Task data =
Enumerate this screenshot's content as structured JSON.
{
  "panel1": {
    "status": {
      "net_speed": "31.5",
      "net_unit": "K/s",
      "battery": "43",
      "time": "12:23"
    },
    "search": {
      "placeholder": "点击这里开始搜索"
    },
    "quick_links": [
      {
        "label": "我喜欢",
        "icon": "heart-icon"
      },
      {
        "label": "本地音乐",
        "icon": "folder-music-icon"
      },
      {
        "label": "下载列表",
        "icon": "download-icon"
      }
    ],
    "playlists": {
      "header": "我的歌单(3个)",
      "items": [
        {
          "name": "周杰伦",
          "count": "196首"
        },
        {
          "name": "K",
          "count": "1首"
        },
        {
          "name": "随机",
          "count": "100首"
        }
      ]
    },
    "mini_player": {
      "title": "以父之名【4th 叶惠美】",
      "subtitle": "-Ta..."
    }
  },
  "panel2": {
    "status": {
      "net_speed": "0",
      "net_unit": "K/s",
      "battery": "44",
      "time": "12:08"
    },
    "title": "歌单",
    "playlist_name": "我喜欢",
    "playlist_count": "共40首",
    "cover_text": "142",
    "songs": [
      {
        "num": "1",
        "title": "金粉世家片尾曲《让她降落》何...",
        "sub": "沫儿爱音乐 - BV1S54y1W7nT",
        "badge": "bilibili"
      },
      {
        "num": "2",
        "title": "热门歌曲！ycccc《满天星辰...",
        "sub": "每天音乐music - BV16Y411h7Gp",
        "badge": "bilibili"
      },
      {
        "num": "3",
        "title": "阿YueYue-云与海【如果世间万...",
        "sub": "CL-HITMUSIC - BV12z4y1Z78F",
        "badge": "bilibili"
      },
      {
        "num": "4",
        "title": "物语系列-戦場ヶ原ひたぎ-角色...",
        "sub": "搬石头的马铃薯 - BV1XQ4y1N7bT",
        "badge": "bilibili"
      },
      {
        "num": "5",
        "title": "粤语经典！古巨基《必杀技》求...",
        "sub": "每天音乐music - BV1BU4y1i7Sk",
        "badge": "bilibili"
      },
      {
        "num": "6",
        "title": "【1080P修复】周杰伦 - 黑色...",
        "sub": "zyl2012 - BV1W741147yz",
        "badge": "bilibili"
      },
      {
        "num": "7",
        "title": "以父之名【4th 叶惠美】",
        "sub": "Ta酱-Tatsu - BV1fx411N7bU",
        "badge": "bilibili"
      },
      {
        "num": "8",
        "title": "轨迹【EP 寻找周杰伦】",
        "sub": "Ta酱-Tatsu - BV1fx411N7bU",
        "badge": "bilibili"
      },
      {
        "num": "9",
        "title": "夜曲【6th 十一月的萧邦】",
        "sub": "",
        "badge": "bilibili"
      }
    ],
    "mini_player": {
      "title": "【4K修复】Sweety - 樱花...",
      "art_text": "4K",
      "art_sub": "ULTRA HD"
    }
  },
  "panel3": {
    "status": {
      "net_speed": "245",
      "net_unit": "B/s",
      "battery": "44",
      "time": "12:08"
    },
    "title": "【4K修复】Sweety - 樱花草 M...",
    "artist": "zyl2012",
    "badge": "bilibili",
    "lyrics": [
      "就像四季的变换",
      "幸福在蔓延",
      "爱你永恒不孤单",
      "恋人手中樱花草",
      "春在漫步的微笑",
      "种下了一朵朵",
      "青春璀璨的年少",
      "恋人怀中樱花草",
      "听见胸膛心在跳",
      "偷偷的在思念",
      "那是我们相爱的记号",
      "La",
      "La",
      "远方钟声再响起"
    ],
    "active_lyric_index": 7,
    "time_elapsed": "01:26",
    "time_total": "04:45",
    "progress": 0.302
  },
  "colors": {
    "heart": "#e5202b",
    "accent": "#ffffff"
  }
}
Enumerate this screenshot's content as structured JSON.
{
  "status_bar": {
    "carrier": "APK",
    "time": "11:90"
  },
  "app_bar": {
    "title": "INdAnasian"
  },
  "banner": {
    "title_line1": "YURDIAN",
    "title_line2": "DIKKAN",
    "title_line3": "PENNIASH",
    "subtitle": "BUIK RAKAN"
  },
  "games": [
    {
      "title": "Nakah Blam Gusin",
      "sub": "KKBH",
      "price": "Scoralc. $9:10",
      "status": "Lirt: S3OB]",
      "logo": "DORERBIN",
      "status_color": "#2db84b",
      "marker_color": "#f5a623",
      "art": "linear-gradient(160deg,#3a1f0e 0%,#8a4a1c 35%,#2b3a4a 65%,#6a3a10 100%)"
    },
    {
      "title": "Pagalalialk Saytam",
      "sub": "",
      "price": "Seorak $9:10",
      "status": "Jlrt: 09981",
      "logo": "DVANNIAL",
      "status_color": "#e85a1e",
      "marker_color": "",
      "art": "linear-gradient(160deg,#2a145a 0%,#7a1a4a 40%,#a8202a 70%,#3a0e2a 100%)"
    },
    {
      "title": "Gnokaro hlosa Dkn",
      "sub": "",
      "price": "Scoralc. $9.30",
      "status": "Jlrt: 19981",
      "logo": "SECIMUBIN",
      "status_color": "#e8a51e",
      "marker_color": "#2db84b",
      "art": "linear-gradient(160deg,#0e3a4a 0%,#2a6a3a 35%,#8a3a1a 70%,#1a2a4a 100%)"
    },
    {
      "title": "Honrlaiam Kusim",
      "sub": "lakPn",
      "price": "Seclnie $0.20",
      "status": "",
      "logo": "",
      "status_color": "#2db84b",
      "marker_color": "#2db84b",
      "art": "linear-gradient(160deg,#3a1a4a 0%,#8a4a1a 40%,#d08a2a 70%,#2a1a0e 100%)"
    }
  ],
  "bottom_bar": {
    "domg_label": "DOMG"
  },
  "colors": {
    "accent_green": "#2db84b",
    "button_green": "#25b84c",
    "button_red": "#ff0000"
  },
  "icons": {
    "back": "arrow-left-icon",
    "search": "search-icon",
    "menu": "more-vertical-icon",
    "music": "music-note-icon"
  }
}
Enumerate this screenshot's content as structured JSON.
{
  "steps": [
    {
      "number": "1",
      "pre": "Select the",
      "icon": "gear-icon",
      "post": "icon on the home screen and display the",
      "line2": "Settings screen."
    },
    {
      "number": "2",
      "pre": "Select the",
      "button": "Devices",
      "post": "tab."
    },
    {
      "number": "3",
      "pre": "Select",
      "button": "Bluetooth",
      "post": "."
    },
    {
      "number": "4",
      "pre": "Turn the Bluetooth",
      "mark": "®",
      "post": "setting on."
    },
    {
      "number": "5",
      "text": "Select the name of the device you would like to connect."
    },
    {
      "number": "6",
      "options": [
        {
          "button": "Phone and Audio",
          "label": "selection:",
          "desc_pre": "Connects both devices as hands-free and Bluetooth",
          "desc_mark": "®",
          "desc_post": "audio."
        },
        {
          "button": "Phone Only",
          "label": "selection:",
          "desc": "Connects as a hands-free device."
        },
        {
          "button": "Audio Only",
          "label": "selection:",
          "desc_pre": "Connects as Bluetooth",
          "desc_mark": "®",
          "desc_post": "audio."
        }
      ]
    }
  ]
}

Given request = Copy all the lines, exactly.

Problem solution =
Enumerate this screenshot's content as structured JSON.
{
  "panel1": {
    "status": {
      "net_speed": "31.5",
      "net_unit": "K/s",
      "battery": "43",
      "time": "12:23"
    },
    "search": {
      "placeholder": "点击这里开始搜索"
    },
    "quick_links": [
      {
        "label": "我喜欢",
        "icon": "heart-icon"
      },
      {
        "label": "本地音乐",
        "icon": "folder-music-icon"
      },
      {
        "label": "下载列表",
        "icon": "download-icon"
      }
    ],
    "playlists": {
      "header": "我的歌单(3个)",
      "items": [
        {
          "name": "周杰伦",
          "count": "196首"
        },
        {
          "name": "K",
          "count": "1首"
        },
        {
          "name": "随机",
          "count": "100首"
        }
      ]
    },
    "mini_player": {
      "title": "以父之名【4th 叶惠美】",
      "subtitle": "-Ta..."
    }
  },
  "panel2": {
    "status": {
      "net_speed": "0",
      "net_unit": "K/s",
      "battery": "44",
      "time": "12:08"
    },
    "title": "歌单",
    "playlist_name": "我喜欢",
    "playlist_count": "共40首",
    "cover_text": "142",
    "songs": [
      {
        "num": "1",
        "title": "金粉世家片尾曲《让她降落》何...",
        "sub": "沫儿爱音乐 - BV1S54y1W7nT",
        "badge": "bilibili"
      },
      {
        "num": "2",
        "title": "热门歌曲！ycccc《满天星辰...",
        "sub": "每天音乐music - BV16Y411h7Gp",
        "badge": "bilibili"
      },
      {
        "num": "3",
        "title": "阿YueYue-云与海【如果世间万...",
        "sub": "CL-HITMUSIC - BV12z4y1Z78F",
        "badge": "bilibili"
      },
      {
        "num": "4",
        "title": "物语系列-戦場ヶ原ひたぎ-角色...",
        "sub": "搬石头的马铃薯 - BV1XQ4y1N7bT",
        "badge": "bilibili"
      },
      {
        "num": "5",
        "title": "粤语经典！古巨基《必杀技》求...",
        "sub": "每天音乐music - BV1BU4y1i7Sk",
        "badge": "bilibili"
      },
      {
        "num": "6",
        "title": "【1080P修复】周杰伦 - 黑色...",
        "sub": "zyl2012 - BV1W741147yz",
        "badge": "bilibili"
      },
      {
        "num": "7",
        "title": "以父之名【4th 叶惠美】",
        "sub": "Ta酱-Tatsu - BV1fx411N7bU",
        "badge": "bilibili"
      },
      {
        "num": "8",
        "title": "轨迹【EP 寻找周杰伦】",
        "sub": "Ta酱-Tatsu - BV1fx411N7bU",
        "badge": "bilibili"
      },
      {
        "num": "9",
        "title": "夜曲【6th 十一月的萧邦】",
        "sub": "",
        "badge": "bilibili"
      }
    ],
    "mini_player": {
      "title": "【4K修复】Sweety - 樱花...",
      "art_text": "4K",
      "art_sub": "ULTRA HD"
    }
  },
  "panel3": {
    "status": {
      "net_speed": "245",
      "net_unit": "B/s",
      "battery": "44",
      "time": "12:08"
    },
    "title": "【4K修复】Sweety - 樱花草 M...",
    "artist": "zyl2012",
    "badge": "bilibili",
    "lyrics": [
      "就像四季的变换",
      "幸福在蔓延",
      "爱你永恒不孤单",
      "恋人手中樱花草",
      "春在漫步的微笑",
      "种下了一朵朵",
      "青春璀璨的年少",
      "恋人怀中樱花草",
      "听见胸膛心在跳",
      "偷偷的在思念",
      "那是我们相爱的记号",
      "La",
      "La",
      "远方钟声再响起"
    ],
    "active_lyric_index": 7,
    "time_elapsed": "01:26",
    "time_total": "04:45",
    "progress": 0.302
  },
  "colors": {
    "heart": "#e5202b",
    "accent": "#ffffff"
  }
}
Enumerate this screenshot's content as structured JSON.
{
  "status_bar": {
    "carrier": "APK",
    "time": "11:90"
  },
  "app_bar": {
    "title": "INdAnasian"
  },
  "banner": {
    "title_line1": "YURDIAN",
    "title_line2": "DIKKAN",
    "title_line3": "PENNIASH",
    "subtitle": "BUIK RAKAN"
  },
  "games": [
    {
      "title": "Nakah Blam Gusin",
      "sub": "KKBH",
      "price": "Scoralc. $9:10",
      "status": "Lirt: S3OB]",
      "logo": "DORERBIN",
      "status_color": "#2db84b",
      "marker_color": "#f5a623",
      "art": "linear-gradient(160deg,#3a1f0e 0%,#8a4a1c 35%,#2b3a4a 65%,#6a3a10 100%)"
    },
    {
      "title": "Pagalalialk Saytam",
      "sub": "",
      "price": "Seorak $9:10",
      "status": "Jlrt: 09981",
      "logo": "DVANNIAL",
      "status_color": "#e85a1e",
      "marker_color": "",
      "art": "linear-gradient(160deg,#2a145a 0%,#7a1a4a 40%,#a8202a 70%,#3a0e2a 100%)"
    },
    {
      "title": "Gnokaro hlosa Dkn",
      "sub": "",
      "price": "Scoralc. $9.30",
      "status": "Jlrt: 19981",
      "logo": "SECIMUBIN",
      "status_color": "#e8a51e",
      "marker_color": "#2db84b",
      "art": "linear-gradient(160deg,#0e3a4a 0%,#2a6a3a 35%,#8a3a1a 70%,#1a2a4a 100%)"
    },
    {
      "title": "Honrlaiam Kusim",
      "sub": "lakPn",
      "price": "Seclnie $0.20",
      "status": "",
      "logo": "",
      "status_color": "#2db84b",
      "marker_color": "#2db84b",
      "art": "linear-gradient(160deg,#3a1a4a 0%,#8a4a1a 40%,#d08a2a 70%,#2a1a0e 100%)"
    }
  ],
  "bottom_bar": {
    "domg_label": "DOMG"
  },
  "colors": {
    "accent_green": "#2db84b",
    "button_green": "#25b84c",
    "button_red": "#ff0000"
  },
  "icons": {
    "back": "arrow-left-icon",
    "search": "search-icon",
    "menu": "more-vertical-icon",
    "music": "music-note-icon"
  }
}
Enumerate this screenshot's content as structured JSON.
{
  "steps": [
    {
      "number": "1",
      "pre": "Select the",
      "icon": "gear-icon",
      "post": "icon on the home screen and display the",
      "line2": "Settings screen."
    },
    {
      "number": "2",
      "pre": "Select the",
      "button": "Devices",
      "post": "tab."
    },
    {
      "number": "3",
      "pre": "Select",
      "button": "Bluetooth",
      "post": "."
    },
    {
      "number": "4",
      "pre": "Turn the Bluetooth",
      "mark": "®",
      "post": "setting on."
    },
    {
      "number": "5",
      "text": "Select the name of the device you would like to connect."
    },
    {
      "number": "6",
      "options": [
        {
          "button": "Phone and Audio",
          "label": "selection:",
          "desc_pre": "Connects both devices as hands-free and Bluetooth",
          "desc_mark": "®",
          "desc_post": "audio."
        },
        {
          "button": "Phone Only",
          "label": "selection:",
          "desc": "Connects as a hands-free device."
        },
        {
          "button": "Audio Only",
          "label": "selection:",
          "desc_pre": "Connects as Bluetooth",
          "desc_mark": "®",
          "desc_post": "audio."
        }
      ]
    }
  ]
}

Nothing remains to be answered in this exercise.